ENUNCIADO:
Reproduce sin cambios el pasaje del texto sobre la edición de El gran Gatsby que va de "Cátedra Letras Universales." a "Ulysses de Joyce.".

TEXTO:
F. Scott Fitzgerald.
El gran Gatsby.
Edición de Juan Ignacio Guijarro.
Traducción de María Luisa Venegas.
Cátedra Letras Universales. Madrid, 2021.
“Casi cien años de soledad” titula Juan Ignacio Guijarro el extenso estudio introductorio que abre su edición de El gran Gatsby, que publica Letras Universales Cátedra con traducción de María Luisa Venegas.
Cuando está a punto de cumplir un siglo -se publicó en 1925-, El gran Gatsby se ha convertido en una novela canónica en Estados Unidos, hasta el punto de que en 1998 figuraba en la lista de las cien mejores novelas del siglo XX de la Modern Library en la segunda posición, sólo superada por el Ulysses de Joyce.
Y si este es uno de esos títulos que han ido creciendo con el paso del tiempo hasta convertirse en un clásico contemporáneo, su protagonista, Jay Gatsby, “se ha erigido -como recuerda la Introducción- en uno de los personajes más icónicos de las letras estadounidenses, junto al capitán Acab, Huckleberry Finn, Willy Loman, Blanche Dubois o Lolita, entre otros.”
Scott Fitzgerald la escribió en Francia en una época complicada, marcada por los problemas personales en la relación con su mujer, Zelda Sayre. Sometido a la presión de ese conflicto sentimental, el autor proyectó su propia situación en la del protagonista en su difícil relación con Daisy.
Lo reconocía el novelista en un texto autobiográfico que escribió años después. Decía allí Scott Fitzgerald de su personaje, Jay Gatsby: “Es lo que siempre fui: un joven pobre en una ciudad rica, un joven pobre en una escuela de ricos, un muchacho pobre en uní club de estudiantes ricos, en Princeton. Nunca pude perdonarles a los ricos el ser ricos, lo que ha ensombrecido mi vida y todas mis obras. Todo el sentido de Gatsby es la injusticia que impide a un joven pobre casarse con una muchacha que tiene dinero. Este tema se repite en mi obra porque yo lo viví.”

REGISTROS:
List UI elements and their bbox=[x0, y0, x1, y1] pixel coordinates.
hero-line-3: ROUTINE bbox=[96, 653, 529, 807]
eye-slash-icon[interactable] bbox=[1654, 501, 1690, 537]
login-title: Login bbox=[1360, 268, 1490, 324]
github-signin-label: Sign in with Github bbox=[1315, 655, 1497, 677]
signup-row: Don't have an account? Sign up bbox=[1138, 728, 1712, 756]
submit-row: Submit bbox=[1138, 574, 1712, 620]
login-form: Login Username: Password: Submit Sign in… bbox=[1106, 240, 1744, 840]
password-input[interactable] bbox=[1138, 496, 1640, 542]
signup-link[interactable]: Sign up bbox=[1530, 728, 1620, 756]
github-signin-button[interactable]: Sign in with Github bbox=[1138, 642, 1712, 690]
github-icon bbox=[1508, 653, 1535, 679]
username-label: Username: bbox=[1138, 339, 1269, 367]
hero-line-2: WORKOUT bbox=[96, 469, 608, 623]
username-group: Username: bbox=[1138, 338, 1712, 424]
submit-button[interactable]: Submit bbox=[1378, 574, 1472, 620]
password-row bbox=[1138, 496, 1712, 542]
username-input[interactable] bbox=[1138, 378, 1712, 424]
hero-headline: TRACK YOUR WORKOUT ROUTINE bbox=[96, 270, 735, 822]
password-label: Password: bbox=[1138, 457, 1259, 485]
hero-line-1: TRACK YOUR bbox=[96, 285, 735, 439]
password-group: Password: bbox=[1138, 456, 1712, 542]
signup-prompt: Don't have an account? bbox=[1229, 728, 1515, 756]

RESPUESTA:
Cátedra Letras Universales. Madrid, 2021.
“Casi cien años de soledad” titula Juan Ignacio Guijarro el extenso estudio introductorio que abre su edición de El gran Gatsby, que publica Letras Universales Cátedra con traducción de María Luisa Venegas.
Cuando está a punto de cumplir un siglo -se publicó en 1925-, El gran Gatsby se ha convertido en una novela canónica en Estados Unidos, hasta el punto de que en 1998 figuraba en la lista de las cien mejores novelas del siglo XX de la Modern Library en la segunda posición, sólo superada por el Ulysses de Joyce.